═══ Information supplied ═══

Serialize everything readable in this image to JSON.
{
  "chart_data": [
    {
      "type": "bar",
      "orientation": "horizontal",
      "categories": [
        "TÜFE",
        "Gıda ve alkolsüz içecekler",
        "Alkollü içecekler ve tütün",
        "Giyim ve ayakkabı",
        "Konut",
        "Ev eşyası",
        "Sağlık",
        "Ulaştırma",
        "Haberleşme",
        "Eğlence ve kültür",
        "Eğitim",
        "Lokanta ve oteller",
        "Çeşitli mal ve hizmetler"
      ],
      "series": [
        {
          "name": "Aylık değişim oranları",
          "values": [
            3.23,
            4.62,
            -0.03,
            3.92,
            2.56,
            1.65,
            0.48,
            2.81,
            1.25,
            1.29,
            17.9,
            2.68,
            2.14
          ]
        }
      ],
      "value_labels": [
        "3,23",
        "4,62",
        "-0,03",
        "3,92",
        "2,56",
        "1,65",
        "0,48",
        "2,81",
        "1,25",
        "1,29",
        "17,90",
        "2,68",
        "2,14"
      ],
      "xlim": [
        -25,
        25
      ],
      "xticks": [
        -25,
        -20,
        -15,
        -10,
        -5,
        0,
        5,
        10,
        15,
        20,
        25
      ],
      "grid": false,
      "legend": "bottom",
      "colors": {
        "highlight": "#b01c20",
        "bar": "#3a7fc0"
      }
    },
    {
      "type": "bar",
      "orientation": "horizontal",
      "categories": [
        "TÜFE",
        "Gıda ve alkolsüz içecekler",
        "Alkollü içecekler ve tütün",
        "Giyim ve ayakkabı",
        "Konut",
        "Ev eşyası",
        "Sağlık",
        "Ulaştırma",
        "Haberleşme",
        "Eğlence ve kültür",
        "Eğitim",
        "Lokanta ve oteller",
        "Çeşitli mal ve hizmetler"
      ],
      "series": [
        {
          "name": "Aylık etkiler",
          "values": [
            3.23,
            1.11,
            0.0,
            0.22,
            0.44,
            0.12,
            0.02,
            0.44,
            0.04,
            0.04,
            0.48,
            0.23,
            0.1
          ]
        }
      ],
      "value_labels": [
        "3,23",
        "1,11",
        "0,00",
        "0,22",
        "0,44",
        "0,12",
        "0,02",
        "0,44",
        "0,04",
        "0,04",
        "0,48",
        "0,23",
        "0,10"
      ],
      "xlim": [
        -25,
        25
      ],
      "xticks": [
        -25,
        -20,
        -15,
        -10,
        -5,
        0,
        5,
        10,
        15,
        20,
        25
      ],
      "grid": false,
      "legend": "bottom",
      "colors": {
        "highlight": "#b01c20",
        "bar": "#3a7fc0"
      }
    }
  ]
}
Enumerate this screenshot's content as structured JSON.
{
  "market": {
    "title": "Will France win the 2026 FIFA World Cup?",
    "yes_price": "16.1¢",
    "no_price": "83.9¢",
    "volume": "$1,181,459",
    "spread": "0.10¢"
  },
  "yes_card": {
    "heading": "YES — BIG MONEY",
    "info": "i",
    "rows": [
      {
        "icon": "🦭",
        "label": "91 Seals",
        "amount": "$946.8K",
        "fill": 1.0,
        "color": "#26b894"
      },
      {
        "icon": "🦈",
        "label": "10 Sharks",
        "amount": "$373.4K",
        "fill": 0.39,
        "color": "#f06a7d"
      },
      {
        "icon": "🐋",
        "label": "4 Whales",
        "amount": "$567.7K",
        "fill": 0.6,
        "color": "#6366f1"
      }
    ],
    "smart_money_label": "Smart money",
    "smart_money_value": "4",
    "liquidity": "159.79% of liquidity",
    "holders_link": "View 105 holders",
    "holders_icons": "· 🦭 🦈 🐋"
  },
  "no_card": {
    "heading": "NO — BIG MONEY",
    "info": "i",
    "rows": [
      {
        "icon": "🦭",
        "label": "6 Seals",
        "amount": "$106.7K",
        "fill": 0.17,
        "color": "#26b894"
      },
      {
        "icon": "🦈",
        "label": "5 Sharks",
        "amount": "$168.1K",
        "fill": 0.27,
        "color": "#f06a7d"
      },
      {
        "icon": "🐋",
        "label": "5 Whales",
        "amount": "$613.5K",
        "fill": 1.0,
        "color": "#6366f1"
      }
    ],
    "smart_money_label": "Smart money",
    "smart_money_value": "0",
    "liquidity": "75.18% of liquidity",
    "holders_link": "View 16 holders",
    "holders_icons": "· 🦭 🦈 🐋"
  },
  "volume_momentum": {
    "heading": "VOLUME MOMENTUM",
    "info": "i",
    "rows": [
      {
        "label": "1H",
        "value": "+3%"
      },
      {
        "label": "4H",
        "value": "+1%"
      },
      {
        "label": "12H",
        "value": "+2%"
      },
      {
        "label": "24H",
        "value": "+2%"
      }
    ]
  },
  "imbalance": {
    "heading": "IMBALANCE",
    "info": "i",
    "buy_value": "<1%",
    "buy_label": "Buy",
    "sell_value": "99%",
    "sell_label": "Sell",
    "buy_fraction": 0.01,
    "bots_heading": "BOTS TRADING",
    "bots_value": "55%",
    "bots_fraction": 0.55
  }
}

═══

Task details
In this exercise, repeat all entries exactly.

Response to this exercise
Serialize everything readable in this image to JSON.
{
  "chart_data": [
    {
      "type": "bar",
      "orientation": "horizontal",
      "categories": [
        "TÜFE",
        "Gıda ve alkolsüz içecekler",
        "Alkollü içecekler ve tütün",
        "Giyim ve ayakkabı",
        "Konut",
        "Ev eşyası",
        "Sağlık",
        "Ulaştırma",
        "Haberleşme",
        "Eğlence ve kültür",
        "Eğitim",
        "Lokanta ve oteller",
        "Çeşitli mal ve hizmetler"
      ],
      "series": [
        {
          "name": "Aylık değişim oranları",
          "values": [
            3.23,
            4.62,
            -0.03,
            3.92,
            2.56,
            1.65,
            0.48,
            2.81,
            1.25,
            1.29,
            17.9,
            2.68,
            2.14
          ]
        }
      ],
      "value_labels": [
        "3,23",
        "4,62",
        "-0,03",
        "3,92",
        "2,56",
        "1,65",
        "0,48",
        "2,81",
        "1,25",
        "1,29",
        "17,90",
        "2,68",
        "2,14"
      ],
      "xlim": [
        -25,
        25
      ],
      "xticks": [
        -25,
        -20,
        -15,
        -10,
        -5,
        0,
        5,
        10,
        15,
        20,
        25
      ],
      "grid": false,
      "legend": "bottom",
      "colors": {
        "highlight": "#b01c20",
        "bar": "#3a7fc0"
      }
    },
    {
      "type": "bar",
      "orientation": "horizontal",
      "categories": [
        "TÜFE",
        "Gıda ve alkolsüz içecekler",
        "Alkollü içecekler ve tütün",
        "Giyim ve ayakkabı",
        "Konut",
        "Ev eşyası",
        "Sağlık",
        "Ulaştırma",
        "Haberleşme",
        "Eğlence ve kültür",
        "Eğitim",
        "Lokanta ve oteller",
        "Çeşitli mal ve hizmetler"
      ],
      "series": [
        {
          "name": "Aylık etkiler",
          "values": [
            3.23,
            1.11,
            0.0,
            0.22,
            0.44,
            0.12,
            0.02,
            0.44,
            0.04,
            0.04,
            0.48,
            0.23,
            0.1
          ]
        }
      ],
      "value_labels": [
        "3,23",
        "1,11",
        "0,00",
        "0,22",
        "0,44",
        "0,12",
        "0,02",
        "0,44",
        "0,04",
        "0,04",
        "0,48",
        "0,23",
        "0,10"
      ],
      "xlim": [
        -25,
        25
      ],
      "xticks": [
        -25,
        -20,
        -15,
        -10,
        -5,
        0,
        5,
        10,
        15,
        20,
        25
      ],
      "grid": false,
      "legend": "bottom",
      "colors": {
        "highlight": "#b01c20",
        "bar": "#3a7fc0"
      }
    }
  ]
}
Enumerate this screenshot's content as structured JSON.
{
  "market": {
    "title": "Will France win the 2026 FIFA World Cup?",
    "yes_price": "16.1¢",
    "no_price": "83.9¢",
    "volume": "$1,181,459",
    "spread": "0.10¢"
  },
  "yes_card": {
    "heading": "YES — BIG MONEY",
    "info": "i",
    "rows": [
      {
        "icon": "🦭",
        "label": "91 Seals",
        "amount": "$946.8K",
        "fill": 1.0,
        "color": "#26b894"
      },
      {
        "icon": "🦈",
        "label": "10 Sharks",
        "amount": "$373.4K",
        "fill": 0.39,
        "color": "#f06a7d"
      },
      {
        "icon": "🐋",
        "label": "4 Whales",
        "amount": "$567.7K",
        "fill": 0.6,
        "color": "#6366f1"
      }
    ],
    "smart_money_label": "Smart money",
    "smart_money_value": "4",
    "liquidity": "159.79% of liquidity",
    "holders_link": "View 105 holders",
    "holders_icons": "· 🦭 🦈 🐋"
  },
  "no_card": {
    "heading": "NO — BIG MONEY",
    "info": "i",
    "rows": [
      {
        "icon": "🦭",
        "label": "6 Seals",
        "amount": "$106.7K",
        "fill": 0.17,
        "color": "#26b894"
      },
      {
        "icon": "🦈",
        "label": "5 Sharks",
        "amount": "$168.1K",
        "fill": 0.27,
        "color": "#f06a7d"
      },
      {
        "icon": "🐋",
        "label": "5 Whales",
        "amount": "$613.5K",
        "fill": 1.0,
        "color": "#6366f1"
      }
    ],
    "smart_money_label": "Smart money",
    "smart_money_value": "0",
    "liquidity": "75.18% of liquidity",
    "holders_link": "View 16 holders",
    "holders_icons": "· 🦭 🦈 🐋"
  },
  "volume_momentum": {
    "heading": "VOLUME MOMENTUM",
    "info": "i",
    "rows": [
      {
        "label": "1H",
        "value": "+3%"
      },
      {
        "label": "4H",
        "value": "+1%"
      },
      {
        "label": "12H",
        "value": "+2%"
      },
      {
        "label": "24H",
        "value": "+2%"
      }
    ]
  },
  "imbalance": {
    "heading": "IMBALANCE",
    "info": "i",
    "buy_value": "<1%",
    "buy_label": "Buy",
    "sell_value": "99%",
    "sell_label": "Sell",
    "buy_fraction": 0.01,
    "bots_heading": "BOTS TRADING",
    "bots_value": "55%",
    "bots_fraction": 0.55
  }
}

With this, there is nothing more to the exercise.